### [Written exercise]
Copy out all of the material exactly as presented.

(Dataset records)
⁂

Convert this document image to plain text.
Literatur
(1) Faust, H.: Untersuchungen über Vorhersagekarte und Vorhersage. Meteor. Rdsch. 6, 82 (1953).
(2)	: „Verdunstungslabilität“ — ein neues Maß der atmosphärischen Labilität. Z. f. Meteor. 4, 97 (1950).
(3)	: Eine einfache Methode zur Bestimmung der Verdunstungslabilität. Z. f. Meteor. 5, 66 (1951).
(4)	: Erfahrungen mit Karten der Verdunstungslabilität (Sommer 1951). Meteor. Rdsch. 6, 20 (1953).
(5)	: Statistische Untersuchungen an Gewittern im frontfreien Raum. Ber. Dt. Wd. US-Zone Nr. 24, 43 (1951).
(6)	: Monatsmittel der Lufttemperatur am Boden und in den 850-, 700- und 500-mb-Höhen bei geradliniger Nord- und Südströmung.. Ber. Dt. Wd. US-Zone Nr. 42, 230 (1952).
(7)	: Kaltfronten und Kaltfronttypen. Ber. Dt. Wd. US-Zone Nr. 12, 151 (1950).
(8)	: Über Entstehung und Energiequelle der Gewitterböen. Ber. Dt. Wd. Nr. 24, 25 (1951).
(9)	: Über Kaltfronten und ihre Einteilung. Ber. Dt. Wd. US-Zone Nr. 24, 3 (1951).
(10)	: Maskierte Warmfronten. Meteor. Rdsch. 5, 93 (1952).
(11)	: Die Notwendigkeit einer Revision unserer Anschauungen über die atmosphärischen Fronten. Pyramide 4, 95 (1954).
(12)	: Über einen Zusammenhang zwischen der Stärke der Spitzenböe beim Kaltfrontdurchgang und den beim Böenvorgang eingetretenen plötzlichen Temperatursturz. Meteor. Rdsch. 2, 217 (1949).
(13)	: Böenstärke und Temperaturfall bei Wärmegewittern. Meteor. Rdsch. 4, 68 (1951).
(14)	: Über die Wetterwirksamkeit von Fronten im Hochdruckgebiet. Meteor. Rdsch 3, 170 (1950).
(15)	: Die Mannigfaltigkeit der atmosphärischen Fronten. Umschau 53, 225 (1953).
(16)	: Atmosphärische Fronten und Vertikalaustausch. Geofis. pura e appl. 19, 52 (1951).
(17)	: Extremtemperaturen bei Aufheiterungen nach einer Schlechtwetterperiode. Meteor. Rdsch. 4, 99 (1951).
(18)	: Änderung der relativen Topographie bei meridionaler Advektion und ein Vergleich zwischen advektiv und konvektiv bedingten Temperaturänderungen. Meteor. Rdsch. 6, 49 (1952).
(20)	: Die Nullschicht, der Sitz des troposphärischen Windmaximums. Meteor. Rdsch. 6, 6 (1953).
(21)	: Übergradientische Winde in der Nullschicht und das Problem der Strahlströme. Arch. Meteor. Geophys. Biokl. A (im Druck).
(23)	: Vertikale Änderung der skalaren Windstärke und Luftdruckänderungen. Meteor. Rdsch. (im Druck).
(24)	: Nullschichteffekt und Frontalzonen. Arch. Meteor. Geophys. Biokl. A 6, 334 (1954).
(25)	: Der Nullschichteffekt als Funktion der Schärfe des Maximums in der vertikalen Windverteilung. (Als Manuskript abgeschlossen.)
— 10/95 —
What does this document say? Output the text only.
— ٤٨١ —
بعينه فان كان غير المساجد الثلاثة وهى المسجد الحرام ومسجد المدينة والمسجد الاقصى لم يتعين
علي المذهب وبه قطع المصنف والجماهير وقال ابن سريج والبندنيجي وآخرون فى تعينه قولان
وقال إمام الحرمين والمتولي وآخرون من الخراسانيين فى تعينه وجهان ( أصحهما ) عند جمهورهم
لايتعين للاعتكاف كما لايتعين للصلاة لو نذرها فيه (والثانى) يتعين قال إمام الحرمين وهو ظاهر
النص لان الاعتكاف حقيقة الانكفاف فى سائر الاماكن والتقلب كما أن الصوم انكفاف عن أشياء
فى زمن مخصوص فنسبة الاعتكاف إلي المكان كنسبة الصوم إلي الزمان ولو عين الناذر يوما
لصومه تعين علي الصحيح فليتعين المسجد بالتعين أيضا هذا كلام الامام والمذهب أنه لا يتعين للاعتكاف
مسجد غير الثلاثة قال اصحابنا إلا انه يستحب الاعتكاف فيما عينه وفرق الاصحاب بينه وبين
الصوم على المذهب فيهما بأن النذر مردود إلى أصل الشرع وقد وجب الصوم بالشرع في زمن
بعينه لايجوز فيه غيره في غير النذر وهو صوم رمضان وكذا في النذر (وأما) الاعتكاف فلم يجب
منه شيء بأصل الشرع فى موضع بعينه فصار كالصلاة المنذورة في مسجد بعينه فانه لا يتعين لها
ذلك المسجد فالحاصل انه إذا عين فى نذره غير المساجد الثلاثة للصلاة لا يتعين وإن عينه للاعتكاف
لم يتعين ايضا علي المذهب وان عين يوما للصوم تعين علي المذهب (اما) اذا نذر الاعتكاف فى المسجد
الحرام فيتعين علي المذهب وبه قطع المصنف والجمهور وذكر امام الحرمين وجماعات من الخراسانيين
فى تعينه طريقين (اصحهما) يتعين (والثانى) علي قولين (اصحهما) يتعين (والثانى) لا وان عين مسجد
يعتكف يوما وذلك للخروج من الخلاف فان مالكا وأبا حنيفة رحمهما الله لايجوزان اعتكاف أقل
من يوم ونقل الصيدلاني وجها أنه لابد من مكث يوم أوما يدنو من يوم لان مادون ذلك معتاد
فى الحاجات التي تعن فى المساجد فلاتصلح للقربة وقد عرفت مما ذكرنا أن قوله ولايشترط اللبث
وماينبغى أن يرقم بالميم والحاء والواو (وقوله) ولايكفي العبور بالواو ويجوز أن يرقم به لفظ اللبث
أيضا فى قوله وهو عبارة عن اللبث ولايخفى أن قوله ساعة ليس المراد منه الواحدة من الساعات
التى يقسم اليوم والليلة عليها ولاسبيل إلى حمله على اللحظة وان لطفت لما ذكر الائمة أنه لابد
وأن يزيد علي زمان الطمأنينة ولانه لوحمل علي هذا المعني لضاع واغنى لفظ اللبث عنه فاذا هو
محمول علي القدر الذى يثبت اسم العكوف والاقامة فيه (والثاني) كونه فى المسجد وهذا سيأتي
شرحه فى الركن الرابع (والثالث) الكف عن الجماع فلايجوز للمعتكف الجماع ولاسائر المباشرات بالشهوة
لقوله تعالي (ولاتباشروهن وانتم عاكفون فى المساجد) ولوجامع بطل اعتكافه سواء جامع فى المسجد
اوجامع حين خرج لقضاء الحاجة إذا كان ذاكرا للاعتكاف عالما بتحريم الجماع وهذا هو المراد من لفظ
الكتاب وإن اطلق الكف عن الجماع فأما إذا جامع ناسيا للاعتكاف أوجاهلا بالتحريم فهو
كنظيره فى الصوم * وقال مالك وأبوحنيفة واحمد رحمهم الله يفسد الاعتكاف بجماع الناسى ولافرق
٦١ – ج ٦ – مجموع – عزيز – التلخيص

⁂

### [Answer to the task]
Convert this document image to plain text.
Literatur
(1) Faust, H.: Untersuchungen über Vorhersagekarte und Vorhersage. Meteor. Rdsch. 6, 82 (1953).
(2)	: „Verdunstungslabilität“ — ein neues Maß der atmosphärischen Labilität. Z. f. Meteor. 4, 97 (1950).
(3)	: Eine einfache Methode zur Bestimmung der Verdunstungslabilität. Z. f. Meteor. 5, 66 (1951).
(4)	: Erfahrungen mit Karten der Verdunstungslabilität (Sommer 1951). Meteor. Rdsch. 6, 20 (1953).
(5)	: Statistische Untersuchungen an Gewittern im frontfreien Raum. Ber. Dt. Wd. US-Zone Nr. 24, 43 (1951).
(6)	: Monatsmittel der Lufttemperatur am Boden und in den 850-, 700- und 500-mb-Höhen bei geradliniger Nord- und Südströmung.. Ber. Dt. Wd. US-Zone Nr. 42, 230 (1952).
(7)	: Kaltfronten und Kaltfronttypen. Ber. Dt. Wd. US-Zone Nr. 12, 151 (1950).
(8)	: Über Entstehung und Energiequelle der Gewitterböen. Ber. Dt. Wd. Nr. 24, 25 (1951).
(9)	: Über Kaltfronten und ihre Einteilung. Ber. Dt. Wd. US-Zone Nr. 24, 3 (1951).
(10)	: Maskierte Warmfronten. Meteor. Rdsch. 5, 93 (1952).
(11)	: Die Notwendigkeit einer Revision unserer Anschauungen über die atmosphärischen Fronten. Pyramide 4, 95 (1954).
(12)	: Über einen Zusammenhang zwischen der Stärke der Spitzenböe beim Kaltfrontdurchgang und den beim Böenvorgang eingetretenen plötzlichen Temperatursturz. Meteor. Rdsch. 2, 217 (1949).
(13)	: Böenstärke und Temperaturfall bei Wärmegewittern. Meteor. Rdsch. 4, 68 (1951).
(14)	: Über die Wetterwirksamkeit von Fronten im Hochdruckgebiet. Meteor. Rdsch 3, 170 (1950).
(15)	: Die Mannigfaltigkeit der atmosphärischen Fronten. Umschau 53, 225 (1953).
(16)	: Atmosphärische Fronten und Vertikalaustausch. Geofis. pura e appl. 19, 52 (1951).
(17)	: Extremtemperaturen bei Aufheiterungen nach einer Schlechtwetterperiode. Meteor. Rdsch. 4, 99 (1951).
(18)	: Änderung der relativen Topographie bei meridionaler Advektion und ein Vergleich zwischen advektiv und konvektiv bedingten Temperaturänderungen. Meteor. Rdsch. 6, 49 (1952).
(20)	: Die Nullschicht, der Sitz des troposphärischen Windmaximums. Meteor. Rdsch. 6, 6 (1953).
(21)	: Übergradientische Winde in der Nullschicht und das Problem der Strahlströme. Arch. Meteor. Geophys. Biokl. A (im Druck).
(23)	: Vertikale Änderung der skalaren Windstärke und Luftdruckänderungen. Meteor. Rdsch. (im Druck).
(24)	: Nullschichteffekt und Frontalzonen. Arch. Meteor. Geophys. Biokl. A 6, 334 (1954).
(25)	: Der Nullschichteffekt als Funktion der Schärfe des Maximums in der vertikalen Windverteilung. (Als Manuskript abgeschlossen.)
— 10/95 —
What does this document say? Output the text only.
— ٤٨١ —
بعينه فان كان غير المساجد الثلاثة وهى المسجد الحرام ومسجد المدينة والمسجد الاقصى لم يتعين
علي المذهب وبه قطع المصنف والجماهير وقال ابن سريج والبندنيجي وآخرون فى تعينه قولان
وقال إمام الحرمين والمتولي وآخرون من الخراسانيين فى تعينه وجهان ( أصحهما ) عند جمهورهم
لايتعين للاعتكاف كما لايتعين للصلاة لو نذرها فيه (والثانى) يتعين قال إمام الحرمين وهو ظاهر
النص لان الاعتكاف حقيقة الانكفاف فى سائر الاماكن والتقلب كما أن الصوم انكفاف عن أشياء
فى زمن مخصوص فنسبة الاعتكاف إلي المكان كنسبة الصوم إلي الزمان ولو عين الناذر يوما
لصومه تعين علي الصحيح فليتعين المسجد بالتعين أيضا هذا كلام الامام والمذهب أنه لا يتعين للاعتكاف
مسجد غير الثلاثة قال اصحابنا إلا انه يستحب الاعتكاف فيما عينه وفرق الاصحاب بينه وبين
الصوم على المذهب فيهما بأن النذر مردود إلى أصل الشرع وقد وجب الصوم بالشرع في زمن
بعينه لايجوز فيه غيره في غير النذر وهو صوم رمضان وكذا في النذر (وأما) الاعتكاف فلم يجب
منه شيء بأصل الشرع فى موضع بعينه فصار كالصلاة المنذورة في مسجد بعينه فانه لا يتعين لها
ذلك المسجد فالحاصل انه إذا عين فى نذره غير المساجد الثلاثة للصلاة لا يتعين وإن عينه للاعتكاف
لم يتعين ايضا علي المذهب وان عين يوما للصوم تعين علي المذهب (اما) اذا نذر الاعتكاف فى المسجد
الحرام فيتعين علي المذهب وبه قطع المصنف والجمهور وذكر امام الحرمين وجماعات من الخراسانيين
فى تعينه طريقين (اصحهما) يتعين (والثانى) علي قولين (اصحهما) يتعين (والثانى) لا وان عين مسجد
يعتكف يوما وذلك للخروج من الخلاف فان مالكا وأبا حنيفة رحمهما الله لايجوزان اعتكاف أقل
من يوم ونقل الصيدلاني وجها أنه لابد من مكث يوم أوما يدنو من يوم لان مادون ذلك معتاد
فى الحاجات التي تعن فى المساجد فلاتصلح للقربة وقد عرفت مما ذكرنا أن قوله ولايشترط اللبث
وماينبغى أن يرقم بالميم والحاء والواو (وقوله) ولايكفي العبور بالواو ويجوز أن يرقم به لفظ اللبث
أيضا فى قوله وهو عبارة عن اللبث ولايخفى أن قوله ساعة ليس المراد منه الواحدة من الساعات
التى يقسم اليوم والليلة عليها ولاسبيل إلى حمله على اللحظة وان لطفت لما ذكر الائمة أنه لابد
وأن يزيد علي زمان الطمأنينة ولانه لوحمل علي هذا المعني لضاع واغنى لفظ اللبث عنه فاذا هو
محمول علي القدر الذى يثبت اسم العكوف والاقامة فيه (والثاني) كونه فى المسجد وهذا سيأتي
شرحه فى الركن الرابع (والثالث) الكف عن الجماع فلايجوز للمعتكف الجماع ولاسائر المباشرات بالشهوة
لقوله تعالي (ولاتباشروهن وانتم عاكفون فى المساجد) ولوجامع بطل اعتكافه سواء جامع فى المسجد
اوجامع حين خرج لقضاء الحاجة إذا كان ذاكرا للاعتكاف عالما بتحريم الجماع وهذا هو المراد من لفظ
الكتاب وإن اطلق الكف عن الجماع فأما إذا جامع ناسيا للاعتكاف أوجاهلا بالتحريم فهو
كنظيره فى الصوم * وقال مالك وأبوحنيفة واحمد رحمهم الله يفسد الاعتكاف بجماع الناسى ولافرق
٦١ – ج ٦ – مجموع – عزيز – التلخيص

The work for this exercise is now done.